TASK DIRECTIONS: Go through the entries below. Copy each line in which "materials" appears.

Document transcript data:

⁂

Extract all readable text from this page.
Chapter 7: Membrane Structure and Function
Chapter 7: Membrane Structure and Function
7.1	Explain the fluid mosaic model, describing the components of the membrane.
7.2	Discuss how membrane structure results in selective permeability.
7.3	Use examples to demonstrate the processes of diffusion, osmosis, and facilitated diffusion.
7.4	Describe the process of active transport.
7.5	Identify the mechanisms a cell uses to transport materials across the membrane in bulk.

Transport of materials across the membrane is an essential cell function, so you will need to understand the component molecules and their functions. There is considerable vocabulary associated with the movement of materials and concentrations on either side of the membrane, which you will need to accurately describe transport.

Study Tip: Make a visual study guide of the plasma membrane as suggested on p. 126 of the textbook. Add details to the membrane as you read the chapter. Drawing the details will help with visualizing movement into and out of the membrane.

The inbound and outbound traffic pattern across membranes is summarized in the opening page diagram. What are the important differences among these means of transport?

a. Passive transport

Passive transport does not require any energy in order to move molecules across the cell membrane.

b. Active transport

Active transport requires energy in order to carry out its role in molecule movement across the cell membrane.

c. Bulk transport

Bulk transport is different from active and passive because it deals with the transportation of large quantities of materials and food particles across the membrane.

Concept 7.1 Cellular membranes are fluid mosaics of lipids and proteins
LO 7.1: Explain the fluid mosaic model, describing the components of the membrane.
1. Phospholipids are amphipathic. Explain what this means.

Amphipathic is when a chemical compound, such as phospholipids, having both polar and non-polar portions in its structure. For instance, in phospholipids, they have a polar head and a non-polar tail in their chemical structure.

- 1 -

⁂

RESULT OF THIS EXERCISE:
7.5	Identify the mechanisms a cell uses to transport materials across the membrane in bulk.
Transport of materials across the membrane is an essential cell function, so you will need to understand the component molecules and their functions. There is considerable vocabulary associated with the movement of materials and concentrations on either side of the membrane, which you will need to accurately describe transport.
Bulk transport is different from active and passive because it deals with the transportation of large quantities of materials and food particles across the membrane.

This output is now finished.